What you are asked to do »
Your copy of the material must match it exactly, except that pictures are dropped.

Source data
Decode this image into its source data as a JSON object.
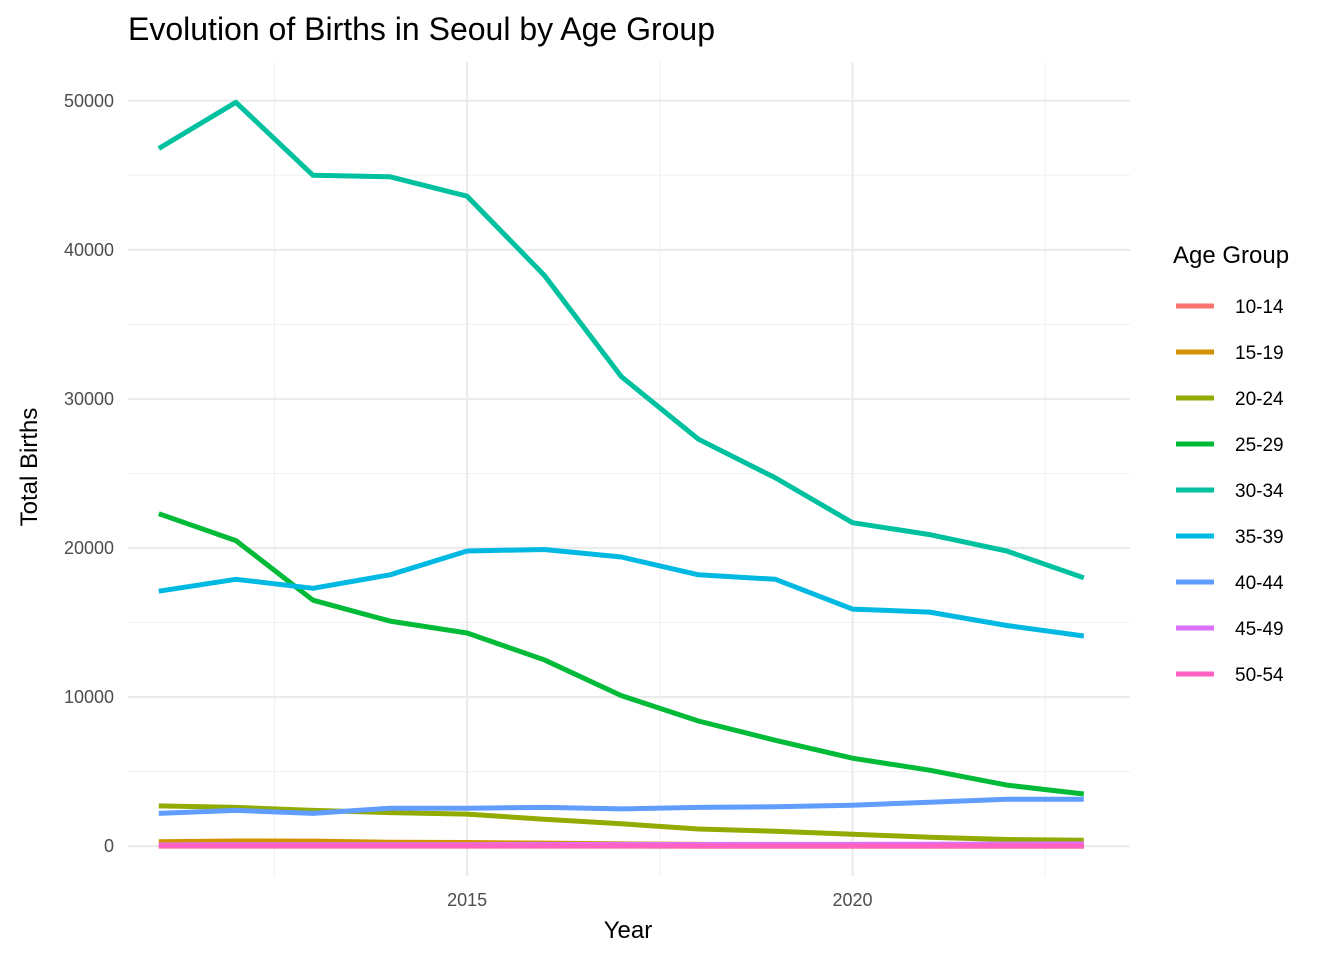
{
  "chart_data": {
    "type": "line",
    "title": "Evolution of Births in Seoul by Age Group",
    "xlabel": "Year",
    "ylabel": "Total Births",
    "x": [
      2011,
      2012,
      2013,
      2014,
      2015,
      2016,
      2017,
      2018,
      2019,
      2020,
      2021,
      2022,
      2023
    ],
    "xlim": [
      2010.6,
      2023.6
    ],
    "ylim": [
      -2000,
      52600
    ],
    "x_ticks": [
      2015,
      2020
    ],
    "x_tick_labels": [
      "2015",
      "2020"
    ],
    "y_ticks": [
      0,
      10000,
      20000,
      30000,
      40000,
      50000
    ],
    "y_tick_labels": [
      "0",
      "10000",
      "20000",
      "30000",
      "40000",
      "50000"
    ],
    "grid": true,
    "legend": {
      "title": "Age Group",
      "position": "right"
    },
    "series": [
      {
        "name": "10-14",
        "color": "#F8766D",
        "values": [
          5,
          5,
          4,
          4,
          3,
          3,
          3,
          2,
          2,
          2,
          1,
          1,
          1
        ]
      },
      {
        "name": "15-19",
        "color": "#D39200",
        "values": [
          300,
          350,
          340,
          270,
          250,
          210,
          150,
          120,
          100,
          80,
          60,
          50,
          40
        ]
      },
      {
        "name": "20-24",
        "color": "#93AA00",
        "values": [
          2700,
          2600,
          2400,
          2250,
          2150,
          1800,
          1500,
          1150,
          1000,
          800,
          600,
          450,
          400
        ]
      },
      {
        "name": "25-29",
        "color": "#00BA38",
        "values": [
          22300,
          20500,
          16500,
          15100,
          14300,
          12500,
          10100,
          8400,
          7100,
          5900,
          5100,
          4100,
          3500
        ]
      },
      {
        "name": "30-34",
        "color": "#00C19F",
        "values": [
          46800,
          49900,
          45000,
          44900,
          43600,
          38300,
          31500,
          27300,
          24700,
          21700,
          20900,
          19800,
          18000
        ]
      },
      {
        "name": "35-39",
        "color": "#00B9E3",
        "values": [
          17100,
          17900,
          17300,
          18200,
          19800,
          19900,
          19400,
          18200,
          17900,
          15900,
          15700,
          14800,
          14100
        ]
      },
      {
        "name": "40-44",
        "color": "#619CFF",
        "values": [
          2200,
          2400,
          2200,
          2550,
          2550,
          2600,
          2500,
          2600,
          2650,
          2750,
          2950,
          3150,
          3150
        ]
      },
      {
        "name": "45-49",
        "color": "#DB72FB",
        "values": [
          80,
          90,
          90,
          100,
          100,
          110,
          110,
          110,
          120,
          120,
          130,
          140,
          150
        ]
      },
      {
        "name": "50-54",
        "color": "#FF61C3",
        "values": [
          20,
          20,
          20,
          20,
          20,
          20,
          20,
          20,
          20,
          20,
          20,
          20,
          20
        ]
      }
    ]
  }
}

Answer for this exercise »
Decode this image into its source data as a JSON object.
{
  "chart_data": {
    "type": "line",
    "title": "Evolution of Births in Seoul by Age Group",
    "xlabel": "Year",
    "ylabel": "Total Births",
    "x": [
      2011,
      2012,
      2013,
      2014,
      2015,
      2016,
      2017,
      2018,
      2019,
      2020,
      2021,
      2022,
      2023
    ],
    "xlim": [
      2010.6,
      2023.6
    ],
    "ylim": [
      -2000,
      52600
    ],
    "x_ticks": [
      2015,
      2020
    ],
    "x_tick_labels": [
      "2015",
      "2020"
    ],
    "y_ticks": [
      0,
      10000,
      20000,
      30000,
      40000,
      50000
    ],
    "y_tick_labels": [
      "0",
      "10000",
      "20000",
      "30000",
      "40000",
      "50000"
    ],
    "grid": true,
    "legend": {
      "title": "Age Group",
      "position": "right"
    },
    "series": [
      {
        "name": "10-14",
        "color": "#F8766D",
        "values": [
          5,
          5,
          4,
          4,
          3,
          3,
          3,
          2,
          2,
          2,
          1,
          1,
          1
        ]
      },
      {
        "name": "15-19",
        "color": "#D39200",
        "values": [
          300,
          350,
          340,
          270,
          250,
          210,
          150,
          120,
          100,
          80,
          60,
          50,
          40
        ]
      },
      {
        "name": "20-24",
        "color": "#93AA00",
        "values": [
          2700,
          2600,
          2400,
          2250,
          2150,
          1800,
          1500,
          1150,
          1000,
          800,
          600,
          450,
          400
        ]
      },
      {
        "name": "25-29",
        "color": "#00BA38",
        "values": [
          22300,
          20500,
          16500,
          15100,
          14300,
          12500,
          10100,
          8400,
          7100,
          5900,
          5100,
          4100,
          3500
        ]
      },
      {
        "name": "30-34",
        "color": "#00C19F",
        "values": [
          46800,
          49900,
          45000,
          44900,
          43600,
          38300,
          31500,
          27300,
          24700,
          21700,
          20900,
          19800,
          18000
        ]
      },
      {
        "name": "35-39",
        "color": "#00B9E3",
        "values": [
          17100,
          17900,
          17300,
          18200,
          19800,
          19900,
          19400,
          18200,
          17900,
          15900,
          15700,
          14800,
          14100
        ]
      },
      {
        "name": "40-44",
        "color": "#619CFF",
        "values": [
          2200,
          2400,
          2200,
          2550,
          2550,
          2600,
          2500,
          2600,
          2650,
          2750,
          2950,
          3150,
          3150
        ]
      },
      {
        "name": "45-49",
        "color": "#DB72FB",
        "values": [
          80,
          90,
          90,
          100,
          100,
          110,
          110,
          110,
          120,
          120,
          130,
          140,
          150
        ]
      },
      {
        "name": "50-54",
        "color": "#FF61C3",
        "values": [
          20,
          20,
          20,
          20,
          20,
          20,
          20,
          20,
          20,
          20,
          20,
          20,
          20
        ]
      }
    ]
  }
}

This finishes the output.